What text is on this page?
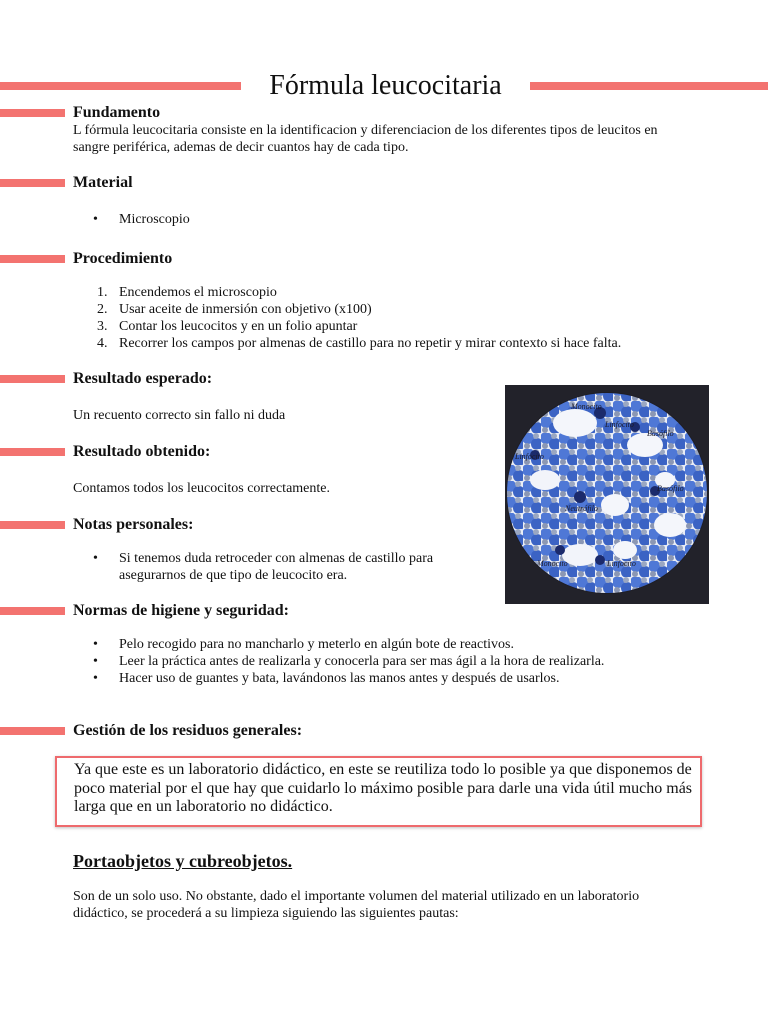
Fórmula leucocitaria
Fundamento
L fórmula leucocitaria consiste en la identificacion y diferenciacion de los diferentes tipos de leucitos en sangre periférica, ademas de decir cuantos hay de cada tipo.
Material
• Microscopio
Procedimiento
1. Encendemos el microscopio
2. Usar aceite de inmersión con objetivo (x100)
3. Contar los leucocitos y en un folio apuntar
4. Recorrer los campos por almenas de castillo para no repetir y mirar contexto si hace falta.
Resultado esperado:
Un recuento correcto sin fallo ni duda
Resultado obtenido:
Contamos todos los leucocitos correctamente.
Notas personales:
• Si tenemos duda retroceder con almenas de castillo para asegurarnos de que tipo de leucocito era.
Monocito
Linfocito
Basófilo
Linfocito
Basófilo
Neutrófilo
Monocito	Linfocito
Normas de higiene y seguridad:
• Pelo recogido para no mancharlo y meterlo en algún bote de reactivos.
• Leer la práctica antes de realizarla y conocerla para ser mas ágil a la hora de realizarla.
• Hacer uso de guantes y bata, lavándonos las manos antes y después de usarlos.
Gestión de los residuos generales:
Ya que este es un laboratorio didáctico, en este se reutiliza todo lo posible ya que disponemos de poco material por el que hay que cuidarlo lo máximo posible para darle una vida útil mucho más larga que en un laboratorio no didáctico.
Portaobjetos y cubreobjetos.
Son de un solo uso. No obstante, dado el importante volumen del material utilizado en un laboratorio didáctico, se procederá a su limpieza siguiendo las siguientes pautas:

## REQUIREMENTS
Report the number of lines containing the string "almenas" and add nothing to it.

## RESPONSE BELOW
2